== Problem details ==
Below are some entries. Output each one exactly as it appears.

>> start Material provided

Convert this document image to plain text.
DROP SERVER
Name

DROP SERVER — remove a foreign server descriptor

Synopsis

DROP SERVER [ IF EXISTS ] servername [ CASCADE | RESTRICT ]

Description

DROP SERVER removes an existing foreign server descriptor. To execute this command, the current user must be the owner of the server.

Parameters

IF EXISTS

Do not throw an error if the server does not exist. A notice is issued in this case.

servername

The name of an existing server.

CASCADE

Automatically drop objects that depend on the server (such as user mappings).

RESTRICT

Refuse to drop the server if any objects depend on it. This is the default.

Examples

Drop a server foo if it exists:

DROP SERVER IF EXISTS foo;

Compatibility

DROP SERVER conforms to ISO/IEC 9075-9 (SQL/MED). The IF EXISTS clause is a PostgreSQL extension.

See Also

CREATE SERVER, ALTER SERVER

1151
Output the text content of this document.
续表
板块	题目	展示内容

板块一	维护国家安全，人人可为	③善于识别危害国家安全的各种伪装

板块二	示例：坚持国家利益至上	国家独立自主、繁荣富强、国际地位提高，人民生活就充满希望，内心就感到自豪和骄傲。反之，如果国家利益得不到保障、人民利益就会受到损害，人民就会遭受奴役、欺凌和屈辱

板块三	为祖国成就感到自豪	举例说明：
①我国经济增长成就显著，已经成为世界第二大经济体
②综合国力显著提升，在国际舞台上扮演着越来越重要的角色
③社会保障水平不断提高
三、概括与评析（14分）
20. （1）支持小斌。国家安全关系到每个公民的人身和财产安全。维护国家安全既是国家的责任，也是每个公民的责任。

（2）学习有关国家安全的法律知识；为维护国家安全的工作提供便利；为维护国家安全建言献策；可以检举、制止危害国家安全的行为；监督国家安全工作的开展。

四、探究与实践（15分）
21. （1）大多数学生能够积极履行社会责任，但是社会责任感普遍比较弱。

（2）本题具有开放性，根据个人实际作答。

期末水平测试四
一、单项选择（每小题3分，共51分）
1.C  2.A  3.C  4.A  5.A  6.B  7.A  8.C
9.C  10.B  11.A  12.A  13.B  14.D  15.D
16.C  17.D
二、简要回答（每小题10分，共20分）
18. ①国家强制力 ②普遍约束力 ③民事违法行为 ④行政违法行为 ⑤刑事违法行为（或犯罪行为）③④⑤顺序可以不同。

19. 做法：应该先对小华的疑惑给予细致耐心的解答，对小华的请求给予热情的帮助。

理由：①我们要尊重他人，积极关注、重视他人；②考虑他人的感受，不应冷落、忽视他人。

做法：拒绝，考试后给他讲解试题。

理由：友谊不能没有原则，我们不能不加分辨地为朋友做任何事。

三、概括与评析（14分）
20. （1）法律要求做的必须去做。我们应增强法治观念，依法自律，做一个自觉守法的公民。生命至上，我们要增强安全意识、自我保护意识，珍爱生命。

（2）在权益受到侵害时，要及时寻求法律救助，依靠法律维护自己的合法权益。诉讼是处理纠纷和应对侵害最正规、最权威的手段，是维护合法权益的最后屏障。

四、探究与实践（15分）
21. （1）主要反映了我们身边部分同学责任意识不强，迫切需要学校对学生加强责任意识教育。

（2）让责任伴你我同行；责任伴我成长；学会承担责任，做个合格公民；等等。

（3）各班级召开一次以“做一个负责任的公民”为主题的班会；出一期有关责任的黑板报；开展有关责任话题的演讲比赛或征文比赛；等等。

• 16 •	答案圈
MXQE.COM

>> end Material provided

== Answer below ==
Convert this document image to plain text.
DROP SERVER
Name

DROP SERVER — remove a foreign server descriptor

Synopsis

DROP SERVER [ IF EXISTS ] servername [ CASCADE | RESTRICT ]

Description

DROP SERVER removes an existing foreign server descriptor. To execute this command, the current user must be the owner of the server.

Parameters

IF EXISTS

Do not throw an error if the server does not exist. A notice is issued in this case.

servername

The name of an existing server.

CASCADE

Automatically drop objects that depend on the server (such as user mappings).

RESTRICT

Refuse to drop the server if any objects depend on it. This is the default.

Examples

Drop a server foo if it exists:

DROP SERVER IF EXISTS foo;

Compatibility

DROP SERVER conforms to ISO/IEC 9075-9 (SQL/MED). The IF EXISTS clause is a PostgreSQL extension.

See Also

CREATE SERVER, ALTER SERVER

1151
Output the text content of this document.
续表
板块	题目	展示内容

板块一	维护国家安全，人人可为	③善于识别危害国家安全的各种伪装

板块二	示例：坚持国家利益至上	国家独立自主、繁荣富强、国际地位提高，人民生活就充满希望，内心就感到自豪和骄傲。反之，如果国家利益得不到保障、人民利益就会受到损害，人民就会遭受奴役、欺凌和屈辱

板块三	为祖国成就感到自豪	举例说明：
①我国经济增长成就显著，已经成为世界第二大经济体
②综合国力显著提升，在国际舞台上扮演着越来越重要的角色
③社会保障水平不断提高
三、概括与评析（14分）
20. （1）支持小斌。国家安全关系到每个公民的人身和财产安全。维护国家安全既是国家的责任，也是每个公民的责任。

（2）学习有关国家安全的法律知识；为维护国家安全的工作提供便利；为维护国家安全建言献策；可以检举、制止危害国家安全的行为；监督国家安全工作的开展。

四、探究与实践（15分）
21. （1）大多数学生能够积极履行社会责任，但是社会责任感普遍比较弱。

（2）本题具有开放性，根据个人实际作答。

期末水平测试四
一、单项选择（每小题3分，共51分）
1.C  2.A  3.C  4.A  5.A  6.B  7.A  8.C
9.C  10.B  11.A  12.A  13.B  14.D  15.D
16.C  17.D
二、简要回答（每小题10分，共20分）
18. ①国家强制力 ②普遍约束力 ③民事违法行为 ④行政违法行为 ⑤刑事违法行为（或犯罪行为）③④⑤顺序可以不同。

19. 做法：应该先对小华的疑惑给予细致耐心的解答，对小华的请求给予热情的帮助。

理由：①我们要尊重他人，积极关注、重视他人；②考虑他人的感受，不应冷落、忽视他人。

做法：拒绝，考试后给他讲解试题。

理由：友谊不能没有原则，我们不能不加分辨地为朋友做任何事。

三、概括与评析（14分）
20. （1）法律要求做的必须去做。我们应增强法治观念，依法自律，做一个自觉守法的公民。生命至上，我们要增强安全意识、自我保护意识，珍爱生命。

（2）在权益受到侵害时，要及时寻求法律救助，依靠法律维护自己的合法权益。诉讼是处理纠纷和应对侵害最正规、最权威的手段，是维护合法权益的最后屏障。

四、探究与实践（15分）
21. （1）主要反映了我们身边部分同学责任意识不强，迫切需要学校对学生加强责任意识教育。

（2）让责任伴你我同行；责任伴我成长；学会承担责任，做个合格公民；等等。

（3）各班级召开一次以“做一个负责任的公民”为主题的班会；出一期有关责任的黑板报；开展有关责任话题的演讲比赛或征文比赛；等等。

• 16 •	答案圈
MXQE.COM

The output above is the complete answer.